Copy every entry exactly.

• _RECORD EXCERPTS_
** BEGIN **
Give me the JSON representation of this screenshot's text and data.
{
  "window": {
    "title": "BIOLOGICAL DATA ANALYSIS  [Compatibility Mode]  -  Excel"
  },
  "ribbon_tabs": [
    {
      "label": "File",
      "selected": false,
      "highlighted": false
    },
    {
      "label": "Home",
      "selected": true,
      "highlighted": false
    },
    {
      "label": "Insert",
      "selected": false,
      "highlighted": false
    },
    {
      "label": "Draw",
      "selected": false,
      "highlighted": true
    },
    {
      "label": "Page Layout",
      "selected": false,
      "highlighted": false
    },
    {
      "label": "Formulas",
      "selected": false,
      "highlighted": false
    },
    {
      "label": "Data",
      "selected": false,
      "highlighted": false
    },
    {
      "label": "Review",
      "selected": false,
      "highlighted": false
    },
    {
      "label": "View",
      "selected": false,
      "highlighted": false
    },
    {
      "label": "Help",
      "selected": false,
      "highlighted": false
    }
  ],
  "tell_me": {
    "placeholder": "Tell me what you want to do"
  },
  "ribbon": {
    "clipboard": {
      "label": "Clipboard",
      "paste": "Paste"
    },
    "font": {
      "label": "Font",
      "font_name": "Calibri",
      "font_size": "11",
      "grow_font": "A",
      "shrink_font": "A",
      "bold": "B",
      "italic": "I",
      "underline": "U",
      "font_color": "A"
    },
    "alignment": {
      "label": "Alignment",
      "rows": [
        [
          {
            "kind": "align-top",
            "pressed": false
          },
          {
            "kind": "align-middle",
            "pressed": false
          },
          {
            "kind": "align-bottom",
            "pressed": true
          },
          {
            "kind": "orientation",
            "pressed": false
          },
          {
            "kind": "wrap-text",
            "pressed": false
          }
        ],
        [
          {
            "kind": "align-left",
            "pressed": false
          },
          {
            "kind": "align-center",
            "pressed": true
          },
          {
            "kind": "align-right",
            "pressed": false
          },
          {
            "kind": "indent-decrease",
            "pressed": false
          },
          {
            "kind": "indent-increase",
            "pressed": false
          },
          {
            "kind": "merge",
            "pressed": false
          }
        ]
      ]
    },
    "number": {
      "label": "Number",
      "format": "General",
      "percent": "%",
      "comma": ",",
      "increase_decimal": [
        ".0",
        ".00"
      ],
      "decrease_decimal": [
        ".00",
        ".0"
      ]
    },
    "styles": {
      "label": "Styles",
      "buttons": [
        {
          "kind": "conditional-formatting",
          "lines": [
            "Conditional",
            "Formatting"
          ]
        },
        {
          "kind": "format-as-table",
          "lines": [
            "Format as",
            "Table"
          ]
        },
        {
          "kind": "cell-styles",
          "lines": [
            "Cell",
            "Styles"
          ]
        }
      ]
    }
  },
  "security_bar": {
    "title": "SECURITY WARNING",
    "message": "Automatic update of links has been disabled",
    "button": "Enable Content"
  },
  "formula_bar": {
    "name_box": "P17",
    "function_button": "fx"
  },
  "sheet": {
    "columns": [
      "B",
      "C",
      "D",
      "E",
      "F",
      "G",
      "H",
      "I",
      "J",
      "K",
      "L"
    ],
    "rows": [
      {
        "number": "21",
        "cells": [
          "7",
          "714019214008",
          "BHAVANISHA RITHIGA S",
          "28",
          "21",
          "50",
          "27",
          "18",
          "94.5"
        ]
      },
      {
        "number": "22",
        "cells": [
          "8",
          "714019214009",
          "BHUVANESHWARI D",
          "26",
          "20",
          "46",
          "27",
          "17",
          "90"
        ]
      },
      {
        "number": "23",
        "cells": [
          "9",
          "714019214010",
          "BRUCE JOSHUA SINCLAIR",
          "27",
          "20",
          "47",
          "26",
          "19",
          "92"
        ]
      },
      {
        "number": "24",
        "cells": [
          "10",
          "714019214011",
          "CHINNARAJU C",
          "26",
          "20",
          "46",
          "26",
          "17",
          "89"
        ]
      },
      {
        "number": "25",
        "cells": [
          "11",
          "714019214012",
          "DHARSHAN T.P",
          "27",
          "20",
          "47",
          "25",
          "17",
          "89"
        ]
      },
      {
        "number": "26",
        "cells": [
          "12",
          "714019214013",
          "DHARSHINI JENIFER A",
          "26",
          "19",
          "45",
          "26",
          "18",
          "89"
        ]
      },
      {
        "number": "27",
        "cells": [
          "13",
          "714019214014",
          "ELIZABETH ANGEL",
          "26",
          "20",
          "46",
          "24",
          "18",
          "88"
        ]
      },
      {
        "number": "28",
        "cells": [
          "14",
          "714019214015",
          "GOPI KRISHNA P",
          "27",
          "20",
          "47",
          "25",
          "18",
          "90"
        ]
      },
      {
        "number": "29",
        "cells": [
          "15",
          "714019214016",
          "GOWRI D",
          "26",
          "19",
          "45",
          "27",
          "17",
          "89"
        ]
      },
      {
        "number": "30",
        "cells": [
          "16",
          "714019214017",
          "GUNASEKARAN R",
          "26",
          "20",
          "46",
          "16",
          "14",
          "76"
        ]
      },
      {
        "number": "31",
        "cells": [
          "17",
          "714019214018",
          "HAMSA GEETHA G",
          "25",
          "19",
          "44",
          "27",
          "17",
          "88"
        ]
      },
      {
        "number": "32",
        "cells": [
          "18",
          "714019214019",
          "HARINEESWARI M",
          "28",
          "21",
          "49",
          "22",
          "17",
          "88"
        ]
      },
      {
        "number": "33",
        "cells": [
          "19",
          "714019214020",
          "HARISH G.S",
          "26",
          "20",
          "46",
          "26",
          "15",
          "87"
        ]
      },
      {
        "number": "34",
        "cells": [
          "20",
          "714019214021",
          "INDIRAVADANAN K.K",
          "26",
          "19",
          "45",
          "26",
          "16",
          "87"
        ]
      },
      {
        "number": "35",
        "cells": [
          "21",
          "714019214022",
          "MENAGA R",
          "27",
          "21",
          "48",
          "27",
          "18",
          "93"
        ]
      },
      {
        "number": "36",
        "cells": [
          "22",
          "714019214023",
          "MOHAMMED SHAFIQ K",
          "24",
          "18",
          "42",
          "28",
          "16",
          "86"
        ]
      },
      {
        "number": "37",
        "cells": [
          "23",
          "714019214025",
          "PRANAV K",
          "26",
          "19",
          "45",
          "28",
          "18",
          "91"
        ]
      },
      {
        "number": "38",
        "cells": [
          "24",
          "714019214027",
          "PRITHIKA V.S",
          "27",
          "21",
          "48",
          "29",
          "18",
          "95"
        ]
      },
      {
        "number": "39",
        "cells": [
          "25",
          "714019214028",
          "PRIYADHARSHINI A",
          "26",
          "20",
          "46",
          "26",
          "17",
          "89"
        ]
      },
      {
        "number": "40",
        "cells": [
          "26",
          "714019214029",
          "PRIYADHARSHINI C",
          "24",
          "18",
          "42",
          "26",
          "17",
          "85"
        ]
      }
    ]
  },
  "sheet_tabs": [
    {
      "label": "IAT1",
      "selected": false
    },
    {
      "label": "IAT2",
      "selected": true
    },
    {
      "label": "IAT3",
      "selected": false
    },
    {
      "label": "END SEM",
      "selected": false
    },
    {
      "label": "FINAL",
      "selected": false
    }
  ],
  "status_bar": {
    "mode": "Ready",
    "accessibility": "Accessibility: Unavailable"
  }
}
** END **
• _REPLY_
Give me the JSON representation of this screenshot's text and data.
{
  "window": {
    "title": "BIOLOGICAL DATA ANALYSIS  [Compatibility Mode]  -  Excel"
  },
  "ribbon_tabs": [
    {
      "label": "File",
      "selected": false,
      "highlighted": false
    },
    {
      "label": "Home",
      "selected": true,
      "highlighted": false
    },
    {
      "label": "Insert",
      "selected": false,
      "highlighted": false
    },
    {
      "label": "Draw",
      "selected": false,
      "highlighted": true
    },
    {
      "label": "Page Layout",
      "selected": false,
      "highlighted": false
    },
    {
      "label": "Formulas",
      "selected": false,
      "highlighted": false
    },
    {
      "label": "Data",
      "selected": false,
      "highlighted": false
    },
    {
      "label": "Review",
      "selected": false,
      "highlighted": false
    },
    {
      "label": "View",
      "selected": false,
      "highlighted": false
    },
    {
      "label": "Help",
      "selected": false,
      "highlighted": false
    }
  ],
  "tell_me": {
    "placeholder": "Tell me what you want to do"
  },
  "ribbon": {
    "clipboard": {
      "label": "Clipboard",
      "paste": "Paste"
    },
    "font": {
      "label": "Font",
      "font_name": "Calibri",
      "font_size": "11",
      "grow_font": "A",
      "shrink_font": "A",
      "bold": "B",
      "italic": "I",
      "underline": "U",
      "font_color": "A"
    },
    "alignment": {
      "label": "Alignment",
      "rows": [
        [
          {
            "kind": "align-top",
            "pressed": false
          },
          {
            "kind": "align-middle",
            "pressed": false
          },
          {
            "kind": "align-bottom",
            "pressed": true
          },
          {
            "kind": "orientation",
            "pressed": false
          },
          {
            "kind": "wrap-text",
            "pressed": false
          }
        ],
        [
          {
            "kind": "align-left",
            "pressed": false
          },
          {
            "kind": "align-center",
            "pressed": true
          },
          {
            "kind": "align-right",
            "pressed": false
          },
          {
            "kind": "indent-decrease",
            "pressed": false
          },
          {
            "kind": "indent-increase",
            "pressed": false
          },
          {
            "kind": "merge",
            "pressed": false
          }
        ]
      ]
    },
    "number": {
      "label": "Number",
      "format": "General",
      "percent": "%",
      "comma": ",",
      "increase_decimal": [
        ".0",
        ".00"
      ],
      "decrease_decimal": [
        ".00",
        ".0"
      ]
    },
    "styles": {
      "label": "Styles",
      "buttons": [
        {
          "kind": "conditional-formatting",
          "lines": [
            "Conditional",
            "Formatting"
          ]
        },
        {
          "kind": "format-as-table",
          "lines": [
            "Format as",
            "Table"
          ]
        },
        {
          "kind": "cell-styles",
          "lines": [
            "Cell",
            "Styles"
          ]
        }
      ]
    }
  },
  "security_bar": {
    "title": "SECURITY WARNING",
    "message": "Automatic update of links has been disabled",
    "button": "Enable Content"
  },
  "formula_bar": {
    "name_box": "P17",
    "function_button": "fx"
  },
  "sheet": {
    "columns": [
      "B",
      "C",
      "D",
      "E",
      "F",
      "G",
      "H",
      "I",
      "J",
      "K",
      "L"
    ],
    "rows": [
      {
        "number": "21",
        "cells": [
          "7",
          "714019214008",
          "BHAVANISHA RITHIGA S",
          "28",
          "21",
          "50",
          "27",
          "18",
          "94.5"
        ]
      },
      {
        "number": "22",
        "cells": [
          "8",
          "714019214009",
          "BHUVANESHWARI D",
          "26",
          "20",
          "46",
          "27",
          "17",
          "90"
        ]
      },
      {
        "number": "23",
        "cells": [
          "9",
          "714019214010",
          "BRUCE JOSHUA SINCLAIR",
          "27",
          "20",
          "47",
          "26",
          "19",
          "92"
        ]
      },
      {
        "number": "24",
        "cells": [
          "10",
          "714019214011",
          "CHINNARAJU C",
          "26",
          "20",
          "46",
          "26",
          "17",
          "89"
        ]
      },
      {
        "number": "25",
        "cells": [
          "11",
          "714019214012",
          "DHARSHAN T.P",
          "27",
          "20",
          "47",
          "25",
          "17",
          "89"
        ]
      },
      {
        "number": "26",
        "cells": [
          "12",
          "714019214013",
          "DHARSHINI JENIFER A",
          "26",
          "19",
          "45",
          "26",
          "18",
          "89"
        ]
      },
      {
        "number": "27",
        "cells": [
          "13",
          "714019214014",
          "ELIZABETH ANGEL",
          "26",
          "20",
          "46",
          "24",
          "18",
          "88"
        ]
      },
      {
        "number": "28",
        "cells": [
          "14",
          "714019214015",
          "GOPI KRISHNA P",
          "27",
          "20",
          "47",
          "25",
          "18",
          "90"
        ]
      },
      {
        "number": "29",
        "cells": [
          "15",
          "714019214016",
          "GOWRI D",
          "26",
          "19",
          "45",
          "27",
          "17",
          "89"
        ]
      },
      {
        "number": "30",
        "cells": [
          "16",
          "714019214017",
          "GUNASEKARAN R",
          "26",
          "20",
          "46",
          "16",
          "14",
          "76"
        ]
      },
      {
        "number": "31",
        "cells": [
          "17",
          "714019214018",
          "HAMSA GEETHA G",
          "25",
          "19",
          "44",
          "27",
          "17",
          "88"
        ]
      },
      {
        "number": "32",
        "cells": [
          "18",
          "714019214019",
          "HARINEESWARI M",
          "28",
          "21",
          "49",
          "22",
          "17",
          "88"
        ]
      },
      {
        "number": "33",
        "cells": [
          "19",
          "714019214020",
          "HARISH G.S",
          "26",
          "20",
          "46",
          "26",
          "15",
          "87"
        ]
      },
      {
        "number": "34",
        "cells": [
          "20",
          "714019214021",
          "INDIRAVADANAN K.K",
          "26",
          "19",
          "45",
          "26",
          "16",
          "87"
        ]
      },
      {
        "number": "35",
        "cells": [
          "21",
          "714019214022",
          "MENAGA R",
          "27",
          "21",
          "48",
          "27",
          "18",
          "93"
        ]
      },
      {
        "number": "36",
        "cells": [
          "22",
          "714019214023",
          "MOHAMMED SHAFIQ K",
          "24",
          "18",
          "42",
          "28",
          "16",
          "86"
        ]
      },
      {
        "number": "37",
        "cells": [
          "23",
          "714019214025",
          "PRANAV K",
          "26",
          "19",
          "45",
          "28",
          "18",
          "91"
        ]
      },
      {
        "number": "38",
        "cells": [
          "24",
          "714019214027",
          "PRITHIKA V.S",
          "27",
          "21",
          "48",
          "29",
          "18",
          "95"
        ]
      },
      {
        "number": "39",
        "cells": [
          "25",
          "714019214028",
          "PRIYADHARSHINI A",
          "26",
          "20",
          "46",
          "26",
          "17",
          "89"
        ]
      },
      {
        "number": "40",
        "cells": [
          "26",
          "714019214029",
          "PRIYADHARSHINI C",
          "24",
          "18",
          "42",
          "26",
          "17",
          "85"
        ]
      }
    ]
  },
  "sheet_tabs": [
    {
      "label": "IAT1",
      "selected": false
    },
    {
      "label": "IAT2",
      "selected": true
    },
    {
      "label": "IAT3",
      "selected": false
    },
    {
      "label": "END SEM",
      "selected": false
    },
    {
      "label": "FINAL",
      "selected": false
    }
  ],
  "status_bar": {
    "mode": "Ready",
    "accessibility": "Accessibility: Unavailable"
  }
}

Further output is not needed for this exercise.